> [Vorliegender Text]
+++

Die SJ Vorarlberg schaffte es durch ihre Rolle in der Bewegung mittlerweile in Feldkirch, Dornbirn, im Bregenzer Wald und neue Ortsgruppen aufzubauen. Dutzende Jugendliche besuchten in den letzten Wochen ihre Treffen. Dasselbe gilt für Linz, wo die SJ Römerberg und Wels den Streik am 2.4. organisierten und nun eine Reihe von neuen AktivistInnen zählen.
Andere Landesverbände und das Bundesbüro entschieden sich unter dem Eindruck der erfolgreichen Streiks am 2. April und der Tatsache, dass immer mehr SJlerInnen die Forderung nach einem Schulstreik unterstützten, aktiv einzugreifen. Dem gingen heftige Diskussionen in den sozialdemokratischen Jugendorganisationen voran, in denen sich große Teile der SJ und der AKS auf die Seite der „roten“ Bildungsministerin stellten und den LehrerInnen die Solidarität verweigerten. Durch ihr passives Abwarten überließen SJ und AKS in der medialen Debatte der reaktionären Schülerunion das Feld, die sich mit dem PISA-Boykott in Szene setzen konnte. Mit der Entscheidung einen bundesweiten Schulstreik zu organisieren und die Kampagne für die „Bildungsmilliarde“ spielte die SJÖ im weiteren Verlauf jedoch eine wichtige Rolle bei der Ausweitung der Bewegung.

+++

Gespeicherte Dateneinträge
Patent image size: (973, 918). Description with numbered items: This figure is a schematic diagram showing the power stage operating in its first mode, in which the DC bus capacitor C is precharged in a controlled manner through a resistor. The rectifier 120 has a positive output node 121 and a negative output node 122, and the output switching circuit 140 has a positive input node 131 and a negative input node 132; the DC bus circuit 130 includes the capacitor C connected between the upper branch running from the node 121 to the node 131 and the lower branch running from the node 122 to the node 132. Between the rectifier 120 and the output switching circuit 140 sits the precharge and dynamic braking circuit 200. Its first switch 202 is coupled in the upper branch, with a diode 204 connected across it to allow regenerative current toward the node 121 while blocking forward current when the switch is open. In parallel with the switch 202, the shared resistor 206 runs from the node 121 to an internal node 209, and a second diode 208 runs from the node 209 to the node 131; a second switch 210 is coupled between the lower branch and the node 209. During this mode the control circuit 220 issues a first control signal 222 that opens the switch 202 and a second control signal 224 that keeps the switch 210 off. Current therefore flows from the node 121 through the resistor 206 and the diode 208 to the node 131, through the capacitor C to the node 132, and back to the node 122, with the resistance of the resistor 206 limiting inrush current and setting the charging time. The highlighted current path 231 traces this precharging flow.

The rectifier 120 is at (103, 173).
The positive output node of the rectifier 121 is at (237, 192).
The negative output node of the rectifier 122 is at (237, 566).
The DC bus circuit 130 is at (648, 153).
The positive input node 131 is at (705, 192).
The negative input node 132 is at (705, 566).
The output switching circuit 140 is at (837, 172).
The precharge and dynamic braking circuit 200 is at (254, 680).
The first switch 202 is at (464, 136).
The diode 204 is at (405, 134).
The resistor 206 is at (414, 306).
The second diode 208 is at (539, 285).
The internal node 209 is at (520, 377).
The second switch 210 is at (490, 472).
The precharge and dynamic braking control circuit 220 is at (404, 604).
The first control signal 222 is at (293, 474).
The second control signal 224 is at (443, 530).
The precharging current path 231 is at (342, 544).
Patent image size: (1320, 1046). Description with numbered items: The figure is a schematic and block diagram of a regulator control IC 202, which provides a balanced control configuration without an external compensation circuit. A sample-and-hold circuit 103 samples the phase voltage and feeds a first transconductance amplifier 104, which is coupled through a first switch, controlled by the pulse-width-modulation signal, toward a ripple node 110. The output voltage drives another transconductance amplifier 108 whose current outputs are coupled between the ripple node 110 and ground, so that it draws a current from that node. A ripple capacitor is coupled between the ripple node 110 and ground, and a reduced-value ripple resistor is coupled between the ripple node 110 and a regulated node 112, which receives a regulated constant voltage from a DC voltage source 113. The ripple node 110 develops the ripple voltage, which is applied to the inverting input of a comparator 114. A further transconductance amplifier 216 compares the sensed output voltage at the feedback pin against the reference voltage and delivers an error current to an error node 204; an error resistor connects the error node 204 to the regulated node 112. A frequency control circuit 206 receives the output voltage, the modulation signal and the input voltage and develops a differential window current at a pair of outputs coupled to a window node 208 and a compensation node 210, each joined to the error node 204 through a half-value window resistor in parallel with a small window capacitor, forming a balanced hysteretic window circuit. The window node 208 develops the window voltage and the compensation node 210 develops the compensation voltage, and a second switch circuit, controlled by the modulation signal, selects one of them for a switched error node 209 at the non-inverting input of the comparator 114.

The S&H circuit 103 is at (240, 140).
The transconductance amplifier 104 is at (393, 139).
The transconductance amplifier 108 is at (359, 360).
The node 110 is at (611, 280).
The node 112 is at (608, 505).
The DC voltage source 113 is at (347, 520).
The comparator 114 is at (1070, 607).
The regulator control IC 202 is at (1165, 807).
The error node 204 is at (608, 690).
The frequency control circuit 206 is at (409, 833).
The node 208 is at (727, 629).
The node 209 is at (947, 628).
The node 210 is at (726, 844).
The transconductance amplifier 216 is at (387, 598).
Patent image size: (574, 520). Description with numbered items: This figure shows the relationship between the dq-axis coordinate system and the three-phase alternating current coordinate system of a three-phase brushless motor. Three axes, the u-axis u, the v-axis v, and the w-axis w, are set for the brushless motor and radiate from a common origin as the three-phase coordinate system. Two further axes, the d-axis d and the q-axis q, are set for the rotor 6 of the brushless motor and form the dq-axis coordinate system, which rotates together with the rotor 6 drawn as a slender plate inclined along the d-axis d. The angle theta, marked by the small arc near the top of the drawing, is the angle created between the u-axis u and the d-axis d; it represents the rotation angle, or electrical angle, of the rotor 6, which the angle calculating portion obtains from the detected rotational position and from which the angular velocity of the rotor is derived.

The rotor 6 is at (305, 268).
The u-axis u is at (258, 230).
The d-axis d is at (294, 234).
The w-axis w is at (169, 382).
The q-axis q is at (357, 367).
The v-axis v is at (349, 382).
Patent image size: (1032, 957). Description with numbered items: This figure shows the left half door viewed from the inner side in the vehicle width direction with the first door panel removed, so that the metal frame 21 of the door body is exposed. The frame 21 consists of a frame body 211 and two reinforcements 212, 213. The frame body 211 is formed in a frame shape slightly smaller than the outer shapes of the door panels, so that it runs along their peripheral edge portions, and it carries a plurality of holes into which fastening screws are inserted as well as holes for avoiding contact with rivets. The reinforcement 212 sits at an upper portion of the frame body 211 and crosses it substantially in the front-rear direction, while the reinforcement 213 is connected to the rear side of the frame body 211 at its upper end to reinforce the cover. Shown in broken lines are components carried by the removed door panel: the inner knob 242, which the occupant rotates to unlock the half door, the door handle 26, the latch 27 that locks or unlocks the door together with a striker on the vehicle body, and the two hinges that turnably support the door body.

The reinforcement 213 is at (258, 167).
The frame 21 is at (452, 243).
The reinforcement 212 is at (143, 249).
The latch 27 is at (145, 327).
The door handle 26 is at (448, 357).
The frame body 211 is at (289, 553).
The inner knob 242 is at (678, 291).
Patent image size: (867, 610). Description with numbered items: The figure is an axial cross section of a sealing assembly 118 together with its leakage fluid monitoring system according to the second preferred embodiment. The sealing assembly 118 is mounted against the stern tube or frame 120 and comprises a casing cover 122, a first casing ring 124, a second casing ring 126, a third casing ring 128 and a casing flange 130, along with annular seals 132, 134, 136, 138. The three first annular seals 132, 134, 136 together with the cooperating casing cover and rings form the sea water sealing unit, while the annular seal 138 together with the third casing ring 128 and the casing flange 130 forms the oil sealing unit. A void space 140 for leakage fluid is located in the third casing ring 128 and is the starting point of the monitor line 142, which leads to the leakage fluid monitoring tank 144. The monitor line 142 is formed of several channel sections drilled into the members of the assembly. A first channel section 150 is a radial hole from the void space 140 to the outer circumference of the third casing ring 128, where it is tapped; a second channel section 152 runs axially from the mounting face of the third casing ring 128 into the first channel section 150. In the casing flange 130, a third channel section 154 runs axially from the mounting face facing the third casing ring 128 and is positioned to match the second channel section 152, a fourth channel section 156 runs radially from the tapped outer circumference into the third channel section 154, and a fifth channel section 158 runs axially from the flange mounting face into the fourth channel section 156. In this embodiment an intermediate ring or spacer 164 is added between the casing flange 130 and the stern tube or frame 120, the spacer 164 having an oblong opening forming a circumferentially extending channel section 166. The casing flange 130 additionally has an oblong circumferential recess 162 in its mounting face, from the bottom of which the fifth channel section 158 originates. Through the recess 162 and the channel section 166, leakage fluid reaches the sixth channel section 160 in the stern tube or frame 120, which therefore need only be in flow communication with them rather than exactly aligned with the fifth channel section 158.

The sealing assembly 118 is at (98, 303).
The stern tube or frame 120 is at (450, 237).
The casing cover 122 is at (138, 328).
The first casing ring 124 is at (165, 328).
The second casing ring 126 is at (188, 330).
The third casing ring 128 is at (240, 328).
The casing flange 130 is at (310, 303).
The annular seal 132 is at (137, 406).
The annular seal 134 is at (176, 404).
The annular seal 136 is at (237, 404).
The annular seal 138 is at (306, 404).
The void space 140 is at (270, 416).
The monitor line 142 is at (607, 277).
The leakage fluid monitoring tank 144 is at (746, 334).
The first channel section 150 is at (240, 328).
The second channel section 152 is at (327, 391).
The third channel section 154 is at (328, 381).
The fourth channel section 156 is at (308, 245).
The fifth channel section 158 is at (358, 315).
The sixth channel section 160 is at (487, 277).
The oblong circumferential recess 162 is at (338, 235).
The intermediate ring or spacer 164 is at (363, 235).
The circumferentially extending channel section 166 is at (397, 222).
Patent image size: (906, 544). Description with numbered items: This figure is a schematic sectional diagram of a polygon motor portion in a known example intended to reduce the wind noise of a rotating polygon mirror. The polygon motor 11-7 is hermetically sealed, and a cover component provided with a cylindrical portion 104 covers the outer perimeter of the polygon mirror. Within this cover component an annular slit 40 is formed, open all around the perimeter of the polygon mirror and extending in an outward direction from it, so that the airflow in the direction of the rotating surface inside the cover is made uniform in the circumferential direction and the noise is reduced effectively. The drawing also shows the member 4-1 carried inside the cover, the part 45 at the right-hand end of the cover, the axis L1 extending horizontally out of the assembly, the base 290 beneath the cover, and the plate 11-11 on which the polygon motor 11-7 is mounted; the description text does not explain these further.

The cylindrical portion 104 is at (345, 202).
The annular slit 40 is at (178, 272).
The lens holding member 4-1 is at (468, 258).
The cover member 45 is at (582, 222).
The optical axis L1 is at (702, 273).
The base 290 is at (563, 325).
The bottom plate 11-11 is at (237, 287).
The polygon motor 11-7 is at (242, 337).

+++

> [Worum es geht] Gib aus dem Text über die Schulstreiks den Abschnitt von „Die SJ Vorarlberg“ bis einschließlich „neuen AktivistInnen zählen.“ wortgetreu wieder. Das Material wird hier nicht benötigt.

> [Lösung]
Die SJ Vorarlberg schaffte es durch ihre Rolle in der Bewegung mittlerweile in Feldkirch, Dornbirn, im Bregenzer Wald und neue Ortsgruppen aufzubauen. Dutzende Jugendliche besuchten in den letzten Wochen ihre Treffen. Dasselbe gilt für Linz, wo die SJ Römerberg und Wels den Streik am 2.4. organisierten und nun eine Reihe von neuen AktivistInnen zählen.